WHAT IS REQUIRED: Transcribe the data that follows precisely, omitting nothing.
+++
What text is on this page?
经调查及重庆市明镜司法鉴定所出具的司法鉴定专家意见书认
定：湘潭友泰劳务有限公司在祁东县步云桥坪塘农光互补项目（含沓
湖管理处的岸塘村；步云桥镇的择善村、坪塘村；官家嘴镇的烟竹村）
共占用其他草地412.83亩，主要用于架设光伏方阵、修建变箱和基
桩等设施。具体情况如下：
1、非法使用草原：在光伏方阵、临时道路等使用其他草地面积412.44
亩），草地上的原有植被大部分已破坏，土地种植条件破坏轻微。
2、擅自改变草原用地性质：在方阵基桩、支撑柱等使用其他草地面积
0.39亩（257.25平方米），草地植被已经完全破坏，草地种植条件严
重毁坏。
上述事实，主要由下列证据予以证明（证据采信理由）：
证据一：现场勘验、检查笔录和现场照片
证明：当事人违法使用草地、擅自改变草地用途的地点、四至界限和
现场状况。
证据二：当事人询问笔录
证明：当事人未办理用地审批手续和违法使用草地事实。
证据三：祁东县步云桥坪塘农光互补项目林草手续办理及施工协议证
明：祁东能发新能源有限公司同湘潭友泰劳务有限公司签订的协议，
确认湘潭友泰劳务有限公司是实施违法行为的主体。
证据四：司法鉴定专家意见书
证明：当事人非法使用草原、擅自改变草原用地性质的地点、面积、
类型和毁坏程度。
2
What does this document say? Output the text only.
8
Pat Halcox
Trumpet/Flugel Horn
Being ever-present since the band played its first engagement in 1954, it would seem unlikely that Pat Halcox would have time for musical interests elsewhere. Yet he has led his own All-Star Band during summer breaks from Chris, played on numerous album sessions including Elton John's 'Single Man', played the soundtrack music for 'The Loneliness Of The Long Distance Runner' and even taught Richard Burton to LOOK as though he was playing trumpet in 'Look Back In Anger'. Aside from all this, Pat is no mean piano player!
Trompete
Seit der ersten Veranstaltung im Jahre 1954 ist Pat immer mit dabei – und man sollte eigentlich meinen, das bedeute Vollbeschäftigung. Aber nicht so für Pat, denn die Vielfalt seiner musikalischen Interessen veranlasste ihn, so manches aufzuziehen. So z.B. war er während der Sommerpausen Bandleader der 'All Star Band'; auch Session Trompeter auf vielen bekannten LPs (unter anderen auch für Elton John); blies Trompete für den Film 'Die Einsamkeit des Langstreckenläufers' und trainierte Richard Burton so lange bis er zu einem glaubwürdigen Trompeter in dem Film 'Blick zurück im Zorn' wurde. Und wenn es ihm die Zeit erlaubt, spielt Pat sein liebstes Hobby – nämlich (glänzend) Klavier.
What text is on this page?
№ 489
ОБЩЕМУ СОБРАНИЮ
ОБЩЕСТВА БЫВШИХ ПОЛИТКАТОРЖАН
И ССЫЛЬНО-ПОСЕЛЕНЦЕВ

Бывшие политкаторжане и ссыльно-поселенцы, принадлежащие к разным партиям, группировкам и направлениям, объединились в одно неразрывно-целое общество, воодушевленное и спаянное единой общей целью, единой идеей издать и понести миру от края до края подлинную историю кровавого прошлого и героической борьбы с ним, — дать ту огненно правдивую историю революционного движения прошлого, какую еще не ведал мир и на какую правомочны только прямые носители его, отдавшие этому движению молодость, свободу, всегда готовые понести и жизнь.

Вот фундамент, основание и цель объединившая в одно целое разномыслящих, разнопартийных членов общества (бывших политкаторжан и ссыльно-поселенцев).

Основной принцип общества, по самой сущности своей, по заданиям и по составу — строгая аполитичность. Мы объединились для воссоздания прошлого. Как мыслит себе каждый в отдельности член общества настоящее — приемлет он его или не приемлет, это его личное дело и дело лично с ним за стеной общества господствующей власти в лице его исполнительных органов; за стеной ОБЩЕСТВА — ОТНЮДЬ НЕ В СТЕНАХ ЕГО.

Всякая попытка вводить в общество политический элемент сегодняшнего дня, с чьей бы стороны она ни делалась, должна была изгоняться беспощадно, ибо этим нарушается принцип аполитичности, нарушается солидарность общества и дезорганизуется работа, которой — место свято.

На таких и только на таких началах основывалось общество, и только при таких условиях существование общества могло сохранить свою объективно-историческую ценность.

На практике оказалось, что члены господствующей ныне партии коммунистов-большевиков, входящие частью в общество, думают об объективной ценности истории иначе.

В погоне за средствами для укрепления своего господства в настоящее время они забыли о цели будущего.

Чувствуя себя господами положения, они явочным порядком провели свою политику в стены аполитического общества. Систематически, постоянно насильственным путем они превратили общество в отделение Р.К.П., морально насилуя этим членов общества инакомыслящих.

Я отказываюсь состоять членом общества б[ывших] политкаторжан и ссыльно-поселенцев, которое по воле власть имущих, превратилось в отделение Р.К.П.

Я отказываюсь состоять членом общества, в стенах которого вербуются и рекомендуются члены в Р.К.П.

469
+++
TASK RESPONSE:
What text is on this page?
经调查及重庆市明镜司法鉴定所出具的司法鉴定专家意见书认
定：湘潭友泰劳务有限公司在祁东县步云桥坪塘农光互补项目（含沓
湖管理处的岸塘村；步云桥镇的择善村、坪塘村；官家嘴镇的烟竹村）
共占用其他草地412.83亩，主要用于架设光伏方阵、修建变箱和基
桩等设施。具体情况如下：
1、非法使用草原：在光伏方阵、临时道路等使用其他草地面积412.44
亩），草地上的原有植被大部分已破坏，土地种植条件破坏轻微。
2、擅自改变草原用地性质：在方阵基桩、支撑柱等使用其他草地面积
0.39亩（257.25平方米），草地植被已经完全破坏，草地种植条件严
重毁坏。
上述事实，主要由下列证据予以证明（证据采信理由）：
证据一：现场勘验、检查笔录和现场照片
证明：当事人违法使用草地、擅自改变草地用途的地点、四至界限和
现场状况。
证据二：当事人询问笔录
证明：当事人未办理用地审批手续和违法使用草地事实。
证据三：祁东县步云桥坪塘农光互补项目林草手续办理及施工协议证
明：祁东能发新能源有限公司同湘潭友泰劳务有限公司签订的协议，
确认湘潭友泰劳务有限公司是实施违法行为的主体。
证据四：司法鉴定专家意见书
证明：当事人非法使用草原、擅自改变草原用地性质的地点、面积、
类型和毁坏程度。
2
What does this document say? Output the text only.
8
Pat Halcox
Trumpet/Flugel Horn
Being ever-present since the band played its first engagement in 1954, it would seem unlikely that Pat Halcox would have time for musical interests elsewhere. Yet he has led his own All-Star Band during summer breaks from Chris, played on numerous album sessions including Elton John's 'Single Man', played the soundtrack music for 'The Loneliness Of The Long Distance Runner' and even taught Richard Burton to LOOK as though he was playing trumpet in 'Look Back In Anger'. Aside from all this, Pat is no mean piano player!
Trompete
Seit der ersten Veranstaltung im Jahre 1954 ist Pat immer mit dabei – und man sollte eigentlich meinen, das bedeute Vollbeschäftigung. Aber nicht so für Pat, denn die Vielfalt seiner musikalischen Interessen veranlasste ihn, so manches aufzuziehen. So z.B. war er während der Sommerpausen Bandleader der 'All Star Band'; auch Session Trompeter auf vielen bekannten LPs (unter anderen auch für Elton John); blies Trompete für den Film 'Die Einsamkeit des Langstreckenläufers' und trainierte Richard Burton so lange bis er zu einem glaubwürdigen Trompeter in dem Film 'Blick zurück im Zorn' wurde. Und wenn es ihm die Zeit erlaubt, spielt Pat sein liebstes Hobby – nämlich (glänzend) Klavier.
What text is on this page?
№ 489
ОБЩЕМУ СОБРАНИЮ
ОБЩЕСТВА БЫВШИХ ПОЛИТКАТОРЖАН
И ССЫЛЬНО-ПОСЕЛЕНЦЕВ

Бывшие политкаторжане и ссыльно-поселенцы, принадлежащие к разным партиям, группировкам и направлениям, объединились в одно неразрывно-целое общество, воодушевленное и спаянное единой общей целью, единой идеей издать и понести миру от края до края подлинную историю кровавого прошлого и героической борьбы с ним, — дать ту огненно правдивую историю революционного движения прошлого, какую еще не ведал мир и на какую правомочны только прямые носители его, отдавшие этому движению молодость, свободу, всегда готовые понести и жизнь.

Вот фундамент, основание и цель объединившая в одно целое разномыслящих, разнопартийных членов общества (бывших политкаторжан и ссыльно-поселенцев).

Основной принцип общества, по самой сущности своей, по заданиям и по составу — строгая аполитичность. Мы объединились для воссоздания прошлого. Как мыслит себе каждый в отдельности член общества настоящее — приемлет он его или не приемлет, это его личное дело и дело лично с ним за стеной общества господствующей власти в лице его исполнительных органов; за стеной ОБЩЕСТВА — ОТНЮДЬ НЕ В СТЕНАХ ЕГО.

Всякая попытка вводить в общество политический элемент сегодняшнего дня, с чьей бы стороны она ни делалась, должна была изгоняться беспощадно, ибо этим нарушается принцип аполитичности, нарушается солидарность общества и дезорганизуется работа, которой — место свято.

На таких и только на таких началах основывалось общество, и только при таких условиях существование общества могло сохранить свою объективно-историческую ценность.

На практике оказалось, что члены господствующей ныне партии коммунистов-большевиков, входящие частью в общество, думают об объективной ценности истории иначе.

В погоне за средствами для укрепления своего господства в настоящее время они забыли о цели будущего.

Чувствуя себя господами положения, они явочным порядком провели свою политику в стены аполитического общества. Систематически, постоянно насильственным путем они превратили общество в отделение Р.К.П., морально насилуя этим членов общества инакомыслящих.

Я отказываюсь состоять членом общества б[ывших] политкаторжан и ссыльно-поселенцев, которое по воле власть имущих, превратилось в отделение Р.К.П.

Я отказываюсь состоять членом общества, в стенах которого вербуются и рекомендуются члены в Р.К.П.

469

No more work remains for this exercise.